* Start Exercise data *

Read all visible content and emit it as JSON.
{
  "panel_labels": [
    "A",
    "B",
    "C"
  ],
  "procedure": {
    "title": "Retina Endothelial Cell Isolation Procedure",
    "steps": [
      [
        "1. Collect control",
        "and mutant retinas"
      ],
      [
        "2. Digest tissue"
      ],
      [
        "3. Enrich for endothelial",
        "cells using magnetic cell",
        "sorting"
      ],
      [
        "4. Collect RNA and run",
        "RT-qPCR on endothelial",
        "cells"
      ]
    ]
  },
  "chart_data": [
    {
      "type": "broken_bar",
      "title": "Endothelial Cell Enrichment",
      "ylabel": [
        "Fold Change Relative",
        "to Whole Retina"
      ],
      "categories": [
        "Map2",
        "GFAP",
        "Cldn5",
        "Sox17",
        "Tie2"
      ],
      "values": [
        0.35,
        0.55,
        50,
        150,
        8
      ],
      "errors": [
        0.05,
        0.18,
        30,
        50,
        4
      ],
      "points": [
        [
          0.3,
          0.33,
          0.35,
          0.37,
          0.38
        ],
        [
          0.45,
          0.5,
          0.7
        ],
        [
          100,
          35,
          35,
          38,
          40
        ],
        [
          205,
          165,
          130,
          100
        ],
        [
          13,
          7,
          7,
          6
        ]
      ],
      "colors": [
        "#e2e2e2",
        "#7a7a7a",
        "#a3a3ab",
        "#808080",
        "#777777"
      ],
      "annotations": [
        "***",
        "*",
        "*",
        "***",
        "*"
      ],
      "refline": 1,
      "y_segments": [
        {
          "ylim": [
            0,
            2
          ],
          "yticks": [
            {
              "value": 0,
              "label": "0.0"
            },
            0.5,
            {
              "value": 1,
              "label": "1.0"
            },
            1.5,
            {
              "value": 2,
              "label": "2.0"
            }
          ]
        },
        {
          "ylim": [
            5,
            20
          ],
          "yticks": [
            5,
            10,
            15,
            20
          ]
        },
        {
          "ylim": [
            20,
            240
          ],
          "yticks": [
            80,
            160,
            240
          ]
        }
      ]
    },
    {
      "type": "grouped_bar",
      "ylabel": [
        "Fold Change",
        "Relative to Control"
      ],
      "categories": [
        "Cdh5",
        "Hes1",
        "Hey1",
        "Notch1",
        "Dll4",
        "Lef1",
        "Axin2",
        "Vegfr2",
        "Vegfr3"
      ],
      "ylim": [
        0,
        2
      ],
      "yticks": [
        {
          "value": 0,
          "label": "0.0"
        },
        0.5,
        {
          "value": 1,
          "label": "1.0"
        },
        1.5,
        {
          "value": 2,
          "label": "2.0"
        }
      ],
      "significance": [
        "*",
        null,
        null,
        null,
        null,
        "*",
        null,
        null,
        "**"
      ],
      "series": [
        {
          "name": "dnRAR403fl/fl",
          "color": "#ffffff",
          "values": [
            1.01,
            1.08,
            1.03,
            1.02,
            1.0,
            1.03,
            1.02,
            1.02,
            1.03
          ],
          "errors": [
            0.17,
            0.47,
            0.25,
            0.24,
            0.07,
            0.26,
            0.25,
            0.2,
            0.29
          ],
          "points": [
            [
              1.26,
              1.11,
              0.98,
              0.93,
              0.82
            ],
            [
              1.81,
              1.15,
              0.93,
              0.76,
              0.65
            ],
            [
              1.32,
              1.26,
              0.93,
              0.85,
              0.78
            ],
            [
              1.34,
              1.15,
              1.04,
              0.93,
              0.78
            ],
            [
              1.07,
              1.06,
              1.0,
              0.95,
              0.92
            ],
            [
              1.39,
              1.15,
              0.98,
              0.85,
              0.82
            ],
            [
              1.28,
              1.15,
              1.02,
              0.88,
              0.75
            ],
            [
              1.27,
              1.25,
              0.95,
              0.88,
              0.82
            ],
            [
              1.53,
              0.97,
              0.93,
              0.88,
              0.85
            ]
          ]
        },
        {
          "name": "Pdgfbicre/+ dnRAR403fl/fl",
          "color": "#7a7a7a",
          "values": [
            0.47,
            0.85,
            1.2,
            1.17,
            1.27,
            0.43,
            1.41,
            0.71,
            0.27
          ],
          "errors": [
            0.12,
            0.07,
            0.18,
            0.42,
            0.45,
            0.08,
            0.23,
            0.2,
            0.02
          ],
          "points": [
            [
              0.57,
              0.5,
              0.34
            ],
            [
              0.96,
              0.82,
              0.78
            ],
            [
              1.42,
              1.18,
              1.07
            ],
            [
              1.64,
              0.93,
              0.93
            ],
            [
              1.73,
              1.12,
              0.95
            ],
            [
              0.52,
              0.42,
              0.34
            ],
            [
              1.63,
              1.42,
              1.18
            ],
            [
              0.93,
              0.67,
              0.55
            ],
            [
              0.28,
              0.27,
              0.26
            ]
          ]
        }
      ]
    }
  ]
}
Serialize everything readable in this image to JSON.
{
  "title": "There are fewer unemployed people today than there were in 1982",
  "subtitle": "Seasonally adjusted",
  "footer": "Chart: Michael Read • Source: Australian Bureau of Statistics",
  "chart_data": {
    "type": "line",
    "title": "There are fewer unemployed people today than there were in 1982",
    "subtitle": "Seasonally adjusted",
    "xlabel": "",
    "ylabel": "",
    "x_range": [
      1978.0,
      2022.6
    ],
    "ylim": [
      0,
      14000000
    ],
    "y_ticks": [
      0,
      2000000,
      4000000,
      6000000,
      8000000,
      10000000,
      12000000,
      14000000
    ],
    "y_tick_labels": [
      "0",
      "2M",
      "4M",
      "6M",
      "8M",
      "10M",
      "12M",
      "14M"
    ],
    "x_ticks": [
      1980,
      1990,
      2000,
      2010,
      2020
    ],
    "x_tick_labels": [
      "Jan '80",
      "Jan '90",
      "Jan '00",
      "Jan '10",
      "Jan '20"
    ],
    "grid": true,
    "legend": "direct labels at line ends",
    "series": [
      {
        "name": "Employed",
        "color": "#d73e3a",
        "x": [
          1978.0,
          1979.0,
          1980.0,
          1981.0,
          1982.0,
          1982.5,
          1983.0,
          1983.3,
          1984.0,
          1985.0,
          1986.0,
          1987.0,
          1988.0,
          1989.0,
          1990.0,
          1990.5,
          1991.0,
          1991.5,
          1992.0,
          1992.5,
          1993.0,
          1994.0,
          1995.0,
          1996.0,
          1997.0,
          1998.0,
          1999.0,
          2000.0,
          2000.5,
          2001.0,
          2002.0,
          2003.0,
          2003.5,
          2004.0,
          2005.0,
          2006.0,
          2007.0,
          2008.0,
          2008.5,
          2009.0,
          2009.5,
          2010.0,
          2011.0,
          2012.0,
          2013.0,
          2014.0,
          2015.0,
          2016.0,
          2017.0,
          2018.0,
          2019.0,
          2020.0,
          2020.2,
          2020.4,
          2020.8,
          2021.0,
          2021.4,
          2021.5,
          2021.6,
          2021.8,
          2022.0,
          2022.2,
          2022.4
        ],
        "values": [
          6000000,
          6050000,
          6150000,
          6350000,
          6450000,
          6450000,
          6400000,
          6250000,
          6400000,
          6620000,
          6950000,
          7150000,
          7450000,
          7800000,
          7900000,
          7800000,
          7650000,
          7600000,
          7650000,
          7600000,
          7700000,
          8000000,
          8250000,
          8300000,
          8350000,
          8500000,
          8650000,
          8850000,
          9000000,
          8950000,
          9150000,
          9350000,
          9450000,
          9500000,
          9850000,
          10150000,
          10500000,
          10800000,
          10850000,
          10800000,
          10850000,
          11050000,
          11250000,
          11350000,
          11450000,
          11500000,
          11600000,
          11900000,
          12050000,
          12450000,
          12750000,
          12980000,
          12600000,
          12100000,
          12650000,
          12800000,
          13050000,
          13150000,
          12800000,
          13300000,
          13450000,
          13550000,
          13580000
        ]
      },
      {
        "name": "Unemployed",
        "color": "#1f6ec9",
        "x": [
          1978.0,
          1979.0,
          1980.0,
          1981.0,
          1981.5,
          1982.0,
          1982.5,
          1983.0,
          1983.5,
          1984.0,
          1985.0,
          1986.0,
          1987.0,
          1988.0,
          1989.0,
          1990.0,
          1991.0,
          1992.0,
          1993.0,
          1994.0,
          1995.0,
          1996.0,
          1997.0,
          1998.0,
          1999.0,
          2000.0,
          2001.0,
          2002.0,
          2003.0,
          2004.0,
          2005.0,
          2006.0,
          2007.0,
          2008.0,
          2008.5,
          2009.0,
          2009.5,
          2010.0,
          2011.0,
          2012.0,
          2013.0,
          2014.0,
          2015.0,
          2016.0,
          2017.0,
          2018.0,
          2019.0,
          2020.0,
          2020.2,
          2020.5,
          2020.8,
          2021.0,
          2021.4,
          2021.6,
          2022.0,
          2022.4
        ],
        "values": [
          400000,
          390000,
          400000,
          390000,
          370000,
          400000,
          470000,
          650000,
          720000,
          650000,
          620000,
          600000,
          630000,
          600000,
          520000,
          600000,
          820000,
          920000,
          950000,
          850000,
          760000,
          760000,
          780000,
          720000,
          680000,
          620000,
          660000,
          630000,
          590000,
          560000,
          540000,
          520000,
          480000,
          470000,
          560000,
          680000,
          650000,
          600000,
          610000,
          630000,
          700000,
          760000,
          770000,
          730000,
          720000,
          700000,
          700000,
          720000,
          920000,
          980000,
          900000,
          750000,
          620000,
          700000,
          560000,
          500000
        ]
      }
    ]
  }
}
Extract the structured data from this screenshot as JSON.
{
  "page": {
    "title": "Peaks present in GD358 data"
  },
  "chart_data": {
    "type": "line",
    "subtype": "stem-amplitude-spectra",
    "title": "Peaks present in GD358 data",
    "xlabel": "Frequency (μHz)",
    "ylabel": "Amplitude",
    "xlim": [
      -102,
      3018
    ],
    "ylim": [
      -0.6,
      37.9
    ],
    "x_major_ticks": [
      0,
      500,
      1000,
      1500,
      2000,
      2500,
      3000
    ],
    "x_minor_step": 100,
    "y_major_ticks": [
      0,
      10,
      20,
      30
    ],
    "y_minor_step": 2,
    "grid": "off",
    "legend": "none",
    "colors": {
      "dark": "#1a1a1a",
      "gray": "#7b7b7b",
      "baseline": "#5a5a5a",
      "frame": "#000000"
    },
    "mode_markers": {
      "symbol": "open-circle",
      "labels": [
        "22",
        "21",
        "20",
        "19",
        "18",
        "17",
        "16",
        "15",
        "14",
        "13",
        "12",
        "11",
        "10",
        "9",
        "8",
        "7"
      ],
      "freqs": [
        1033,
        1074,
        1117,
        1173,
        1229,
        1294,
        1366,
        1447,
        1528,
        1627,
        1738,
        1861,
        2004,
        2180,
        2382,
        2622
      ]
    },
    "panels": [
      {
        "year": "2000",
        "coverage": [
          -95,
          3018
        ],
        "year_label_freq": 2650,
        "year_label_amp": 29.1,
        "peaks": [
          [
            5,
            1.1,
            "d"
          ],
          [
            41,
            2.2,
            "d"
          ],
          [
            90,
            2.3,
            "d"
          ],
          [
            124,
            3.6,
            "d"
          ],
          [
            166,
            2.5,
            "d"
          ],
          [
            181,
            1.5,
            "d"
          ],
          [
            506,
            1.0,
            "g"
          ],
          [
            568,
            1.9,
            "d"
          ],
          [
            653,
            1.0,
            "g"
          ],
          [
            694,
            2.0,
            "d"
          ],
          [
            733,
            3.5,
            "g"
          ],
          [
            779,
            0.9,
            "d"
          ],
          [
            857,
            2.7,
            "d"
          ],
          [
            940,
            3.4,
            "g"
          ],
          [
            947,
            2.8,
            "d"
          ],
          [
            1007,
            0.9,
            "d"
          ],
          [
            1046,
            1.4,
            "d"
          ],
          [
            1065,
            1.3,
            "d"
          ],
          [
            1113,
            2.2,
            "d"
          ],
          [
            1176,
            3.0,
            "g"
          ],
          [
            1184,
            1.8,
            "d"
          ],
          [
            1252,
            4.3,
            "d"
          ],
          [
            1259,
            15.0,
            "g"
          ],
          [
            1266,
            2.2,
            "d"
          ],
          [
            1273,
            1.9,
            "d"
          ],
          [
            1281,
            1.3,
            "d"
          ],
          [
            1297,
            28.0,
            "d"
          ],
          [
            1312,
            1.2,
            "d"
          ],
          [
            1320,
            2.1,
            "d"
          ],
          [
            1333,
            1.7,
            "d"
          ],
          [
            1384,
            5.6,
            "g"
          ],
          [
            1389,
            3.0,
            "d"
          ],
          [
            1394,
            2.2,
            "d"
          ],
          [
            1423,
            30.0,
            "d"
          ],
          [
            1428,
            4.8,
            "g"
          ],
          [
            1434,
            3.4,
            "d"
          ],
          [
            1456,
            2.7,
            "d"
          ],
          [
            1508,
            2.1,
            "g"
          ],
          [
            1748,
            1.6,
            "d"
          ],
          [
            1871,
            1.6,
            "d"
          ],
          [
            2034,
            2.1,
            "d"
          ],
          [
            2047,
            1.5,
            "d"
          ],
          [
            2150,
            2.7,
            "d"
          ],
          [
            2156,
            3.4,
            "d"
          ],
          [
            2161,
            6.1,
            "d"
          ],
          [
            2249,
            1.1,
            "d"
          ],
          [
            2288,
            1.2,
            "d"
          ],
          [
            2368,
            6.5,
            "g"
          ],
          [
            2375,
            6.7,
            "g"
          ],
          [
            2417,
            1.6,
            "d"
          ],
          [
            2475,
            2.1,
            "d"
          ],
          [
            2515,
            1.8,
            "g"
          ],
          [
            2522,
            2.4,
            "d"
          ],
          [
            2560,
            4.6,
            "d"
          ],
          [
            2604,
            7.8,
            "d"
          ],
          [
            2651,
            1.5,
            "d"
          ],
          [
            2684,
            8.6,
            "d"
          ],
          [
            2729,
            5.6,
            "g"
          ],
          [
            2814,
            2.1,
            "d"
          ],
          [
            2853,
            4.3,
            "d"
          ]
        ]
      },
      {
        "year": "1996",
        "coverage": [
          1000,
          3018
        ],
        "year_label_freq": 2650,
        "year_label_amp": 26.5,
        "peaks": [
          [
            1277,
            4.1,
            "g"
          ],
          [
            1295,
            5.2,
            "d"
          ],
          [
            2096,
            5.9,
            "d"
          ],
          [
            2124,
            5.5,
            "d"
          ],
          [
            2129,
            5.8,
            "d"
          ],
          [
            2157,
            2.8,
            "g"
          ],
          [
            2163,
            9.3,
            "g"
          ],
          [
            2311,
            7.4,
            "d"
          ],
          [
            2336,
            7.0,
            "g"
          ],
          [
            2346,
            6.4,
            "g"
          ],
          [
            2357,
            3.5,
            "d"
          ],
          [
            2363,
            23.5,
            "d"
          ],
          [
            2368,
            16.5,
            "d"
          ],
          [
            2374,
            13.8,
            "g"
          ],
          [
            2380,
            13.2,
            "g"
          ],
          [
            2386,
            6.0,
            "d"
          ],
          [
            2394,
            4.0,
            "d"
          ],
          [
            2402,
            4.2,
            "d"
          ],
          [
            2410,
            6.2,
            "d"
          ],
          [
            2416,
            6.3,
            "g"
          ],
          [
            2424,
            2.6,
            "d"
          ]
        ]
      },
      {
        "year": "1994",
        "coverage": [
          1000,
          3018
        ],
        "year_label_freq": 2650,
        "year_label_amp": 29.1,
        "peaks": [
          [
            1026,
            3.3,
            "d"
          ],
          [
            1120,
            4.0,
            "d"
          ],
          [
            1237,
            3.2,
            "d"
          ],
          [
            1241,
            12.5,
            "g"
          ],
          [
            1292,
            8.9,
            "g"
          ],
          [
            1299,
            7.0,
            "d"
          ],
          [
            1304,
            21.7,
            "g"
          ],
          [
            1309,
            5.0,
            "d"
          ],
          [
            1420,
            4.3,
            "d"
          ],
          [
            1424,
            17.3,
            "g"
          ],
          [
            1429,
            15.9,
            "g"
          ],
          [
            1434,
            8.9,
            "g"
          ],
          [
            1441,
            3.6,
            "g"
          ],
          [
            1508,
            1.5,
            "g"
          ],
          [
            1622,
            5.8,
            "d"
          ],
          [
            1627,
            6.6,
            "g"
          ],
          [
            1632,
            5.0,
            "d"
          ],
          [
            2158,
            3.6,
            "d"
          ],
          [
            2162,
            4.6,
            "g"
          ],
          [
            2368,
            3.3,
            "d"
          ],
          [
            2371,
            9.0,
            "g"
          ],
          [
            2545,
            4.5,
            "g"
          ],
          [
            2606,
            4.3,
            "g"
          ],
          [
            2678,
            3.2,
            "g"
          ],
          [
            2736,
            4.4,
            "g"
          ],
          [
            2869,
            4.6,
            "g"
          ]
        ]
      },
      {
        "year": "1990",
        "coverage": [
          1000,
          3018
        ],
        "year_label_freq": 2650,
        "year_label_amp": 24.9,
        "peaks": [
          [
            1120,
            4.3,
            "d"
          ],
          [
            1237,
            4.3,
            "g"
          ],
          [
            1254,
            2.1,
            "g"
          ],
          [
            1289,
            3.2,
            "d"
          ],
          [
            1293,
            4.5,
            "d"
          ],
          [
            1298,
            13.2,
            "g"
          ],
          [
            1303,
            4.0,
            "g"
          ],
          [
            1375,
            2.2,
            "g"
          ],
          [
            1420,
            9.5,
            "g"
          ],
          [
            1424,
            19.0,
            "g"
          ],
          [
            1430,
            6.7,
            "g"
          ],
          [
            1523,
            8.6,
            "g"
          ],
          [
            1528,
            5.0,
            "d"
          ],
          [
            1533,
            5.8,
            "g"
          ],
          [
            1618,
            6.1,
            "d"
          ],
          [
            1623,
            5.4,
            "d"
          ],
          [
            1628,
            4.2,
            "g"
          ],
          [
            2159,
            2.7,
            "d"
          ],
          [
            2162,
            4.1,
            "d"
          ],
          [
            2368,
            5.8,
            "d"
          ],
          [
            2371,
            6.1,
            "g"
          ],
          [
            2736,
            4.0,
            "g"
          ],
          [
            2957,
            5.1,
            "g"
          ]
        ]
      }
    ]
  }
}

* End Exercise data *

Find the lines with the string "name" and reproduce them.

          "name": "dnRAR403fl/fl",
          "name": "Pdgfbicre/+ dnRAR403fl/fl",
        "name": "Employed",
        "name": "Unemployed",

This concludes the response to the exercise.